** START OF SOURCE RECORDS **
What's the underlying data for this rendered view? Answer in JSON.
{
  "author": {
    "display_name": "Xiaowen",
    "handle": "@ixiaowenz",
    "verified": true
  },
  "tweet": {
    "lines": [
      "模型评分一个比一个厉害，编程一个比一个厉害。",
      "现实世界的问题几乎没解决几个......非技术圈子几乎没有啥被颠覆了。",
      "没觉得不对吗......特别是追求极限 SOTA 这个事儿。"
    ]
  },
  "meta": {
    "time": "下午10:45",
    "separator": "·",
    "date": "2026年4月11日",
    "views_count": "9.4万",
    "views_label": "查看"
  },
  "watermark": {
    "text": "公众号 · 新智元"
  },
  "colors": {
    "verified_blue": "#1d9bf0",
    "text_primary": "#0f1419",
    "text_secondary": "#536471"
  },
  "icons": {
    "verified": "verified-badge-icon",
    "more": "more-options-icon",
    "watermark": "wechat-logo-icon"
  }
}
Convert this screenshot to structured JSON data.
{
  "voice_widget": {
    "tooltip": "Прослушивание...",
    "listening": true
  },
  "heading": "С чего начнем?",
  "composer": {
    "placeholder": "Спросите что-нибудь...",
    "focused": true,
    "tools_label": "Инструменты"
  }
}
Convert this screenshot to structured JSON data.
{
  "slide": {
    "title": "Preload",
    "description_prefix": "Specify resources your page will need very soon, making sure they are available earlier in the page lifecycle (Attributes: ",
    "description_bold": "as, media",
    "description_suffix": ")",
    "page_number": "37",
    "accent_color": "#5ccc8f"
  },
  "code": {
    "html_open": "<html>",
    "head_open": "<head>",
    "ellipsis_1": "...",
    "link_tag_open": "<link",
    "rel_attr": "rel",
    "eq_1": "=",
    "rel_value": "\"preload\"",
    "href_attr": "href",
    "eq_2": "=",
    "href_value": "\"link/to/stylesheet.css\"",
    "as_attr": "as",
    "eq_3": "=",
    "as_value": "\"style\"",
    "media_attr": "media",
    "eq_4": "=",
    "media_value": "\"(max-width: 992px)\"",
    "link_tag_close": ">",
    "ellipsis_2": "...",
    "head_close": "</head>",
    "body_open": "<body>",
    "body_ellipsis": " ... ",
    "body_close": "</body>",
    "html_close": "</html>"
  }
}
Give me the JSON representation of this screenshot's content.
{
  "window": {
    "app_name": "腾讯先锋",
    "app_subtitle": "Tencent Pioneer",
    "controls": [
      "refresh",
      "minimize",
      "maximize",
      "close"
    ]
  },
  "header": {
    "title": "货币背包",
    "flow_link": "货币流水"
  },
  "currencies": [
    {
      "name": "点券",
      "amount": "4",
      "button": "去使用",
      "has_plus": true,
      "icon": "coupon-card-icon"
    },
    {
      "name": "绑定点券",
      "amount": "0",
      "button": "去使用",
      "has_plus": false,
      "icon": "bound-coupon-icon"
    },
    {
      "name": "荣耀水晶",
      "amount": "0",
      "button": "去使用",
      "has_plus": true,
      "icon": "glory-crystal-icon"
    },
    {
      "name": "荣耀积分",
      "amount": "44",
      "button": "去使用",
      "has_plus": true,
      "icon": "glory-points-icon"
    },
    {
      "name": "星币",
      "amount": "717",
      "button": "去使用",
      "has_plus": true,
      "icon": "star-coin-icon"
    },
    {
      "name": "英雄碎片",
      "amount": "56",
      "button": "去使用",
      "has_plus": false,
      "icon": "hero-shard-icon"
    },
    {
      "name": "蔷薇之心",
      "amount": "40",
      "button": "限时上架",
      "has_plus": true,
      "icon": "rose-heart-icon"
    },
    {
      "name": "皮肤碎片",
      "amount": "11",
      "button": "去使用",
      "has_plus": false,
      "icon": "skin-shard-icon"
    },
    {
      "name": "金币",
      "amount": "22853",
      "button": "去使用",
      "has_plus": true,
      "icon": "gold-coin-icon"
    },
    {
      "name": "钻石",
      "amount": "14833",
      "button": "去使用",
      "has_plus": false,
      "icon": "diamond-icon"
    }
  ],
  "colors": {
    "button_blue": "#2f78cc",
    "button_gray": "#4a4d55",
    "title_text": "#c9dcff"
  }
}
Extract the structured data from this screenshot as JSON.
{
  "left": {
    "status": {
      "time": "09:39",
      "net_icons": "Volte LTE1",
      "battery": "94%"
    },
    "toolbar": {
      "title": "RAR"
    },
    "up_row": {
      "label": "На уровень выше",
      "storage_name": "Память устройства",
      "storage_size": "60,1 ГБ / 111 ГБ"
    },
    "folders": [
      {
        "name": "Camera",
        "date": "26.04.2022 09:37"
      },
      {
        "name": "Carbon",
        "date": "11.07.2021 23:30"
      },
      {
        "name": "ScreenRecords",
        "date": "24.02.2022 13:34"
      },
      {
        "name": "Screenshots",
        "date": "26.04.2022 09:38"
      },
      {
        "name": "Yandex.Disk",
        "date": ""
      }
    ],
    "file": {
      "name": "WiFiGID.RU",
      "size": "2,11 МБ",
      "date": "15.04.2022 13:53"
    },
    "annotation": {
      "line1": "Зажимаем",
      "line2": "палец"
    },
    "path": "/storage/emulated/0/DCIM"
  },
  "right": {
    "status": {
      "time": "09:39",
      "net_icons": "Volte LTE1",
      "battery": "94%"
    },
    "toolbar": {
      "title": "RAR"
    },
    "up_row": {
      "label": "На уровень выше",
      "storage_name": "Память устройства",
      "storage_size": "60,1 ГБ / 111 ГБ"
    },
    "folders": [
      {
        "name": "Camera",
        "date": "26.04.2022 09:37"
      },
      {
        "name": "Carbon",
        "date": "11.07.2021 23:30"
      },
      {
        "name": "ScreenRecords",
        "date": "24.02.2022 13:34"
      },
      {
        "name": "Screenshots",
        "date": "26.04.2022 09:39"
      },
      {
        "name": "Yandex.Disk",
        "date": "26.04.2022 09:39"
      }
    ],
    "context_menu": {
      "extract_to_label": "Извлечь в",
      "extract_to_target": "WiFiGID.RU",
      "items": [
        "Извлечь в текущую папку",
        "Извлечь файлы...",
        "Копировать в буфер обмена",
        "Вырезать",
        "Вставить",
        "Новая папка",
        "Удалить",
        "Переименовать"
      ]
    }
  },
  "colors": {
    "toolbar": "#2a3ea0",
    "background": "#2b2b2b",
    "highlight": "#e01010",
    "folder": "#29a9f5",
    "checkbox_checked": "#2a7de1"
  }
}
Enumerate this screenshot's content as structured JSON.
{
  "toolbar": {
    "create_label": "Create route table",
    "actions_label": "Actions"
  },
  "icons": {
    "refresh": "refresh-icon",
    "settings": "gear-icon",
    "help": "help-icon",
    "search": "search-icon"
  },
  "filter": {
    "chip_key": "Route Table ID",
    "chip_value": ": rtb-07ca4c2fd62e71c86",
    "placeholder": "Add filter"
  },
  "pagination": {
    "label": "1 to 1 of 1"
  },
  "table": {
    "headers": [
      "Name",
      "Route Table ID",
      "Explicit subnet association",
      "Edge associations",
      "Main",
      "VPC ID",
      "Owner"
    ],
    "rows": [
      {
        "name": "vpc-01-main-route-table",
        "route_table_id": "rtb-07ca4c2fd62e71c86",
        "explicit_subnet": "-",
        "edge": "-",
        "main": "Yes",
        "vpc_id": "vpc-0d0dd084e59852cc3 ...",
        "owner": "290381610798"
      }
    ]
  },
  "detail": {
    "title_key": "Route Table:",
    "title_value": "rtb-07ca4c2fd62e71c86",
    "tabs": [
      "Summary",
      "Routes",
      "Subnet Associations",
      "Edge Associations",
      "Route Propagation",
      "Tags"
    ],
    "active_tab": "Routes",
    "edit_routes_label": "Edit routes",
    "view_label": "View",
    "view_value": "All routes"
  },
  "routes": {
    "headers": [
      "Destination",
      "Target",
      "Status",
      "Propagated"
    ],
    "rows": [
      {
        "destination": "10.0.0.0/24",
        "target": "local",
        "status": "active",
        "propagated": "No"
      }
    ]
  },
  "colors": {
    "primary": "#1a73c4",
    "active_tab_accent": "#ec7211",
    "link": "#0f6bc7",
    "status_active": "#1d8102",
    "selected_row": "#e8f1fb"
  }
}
** END OF SOURCE RECORDS **
▶ TASK GOAL: Select every line where the word "shard" occurs.

▶ CORRECT RESPONSE:
      "icon": "hero-shard-icon"
      "icon": "skin-shard-icon"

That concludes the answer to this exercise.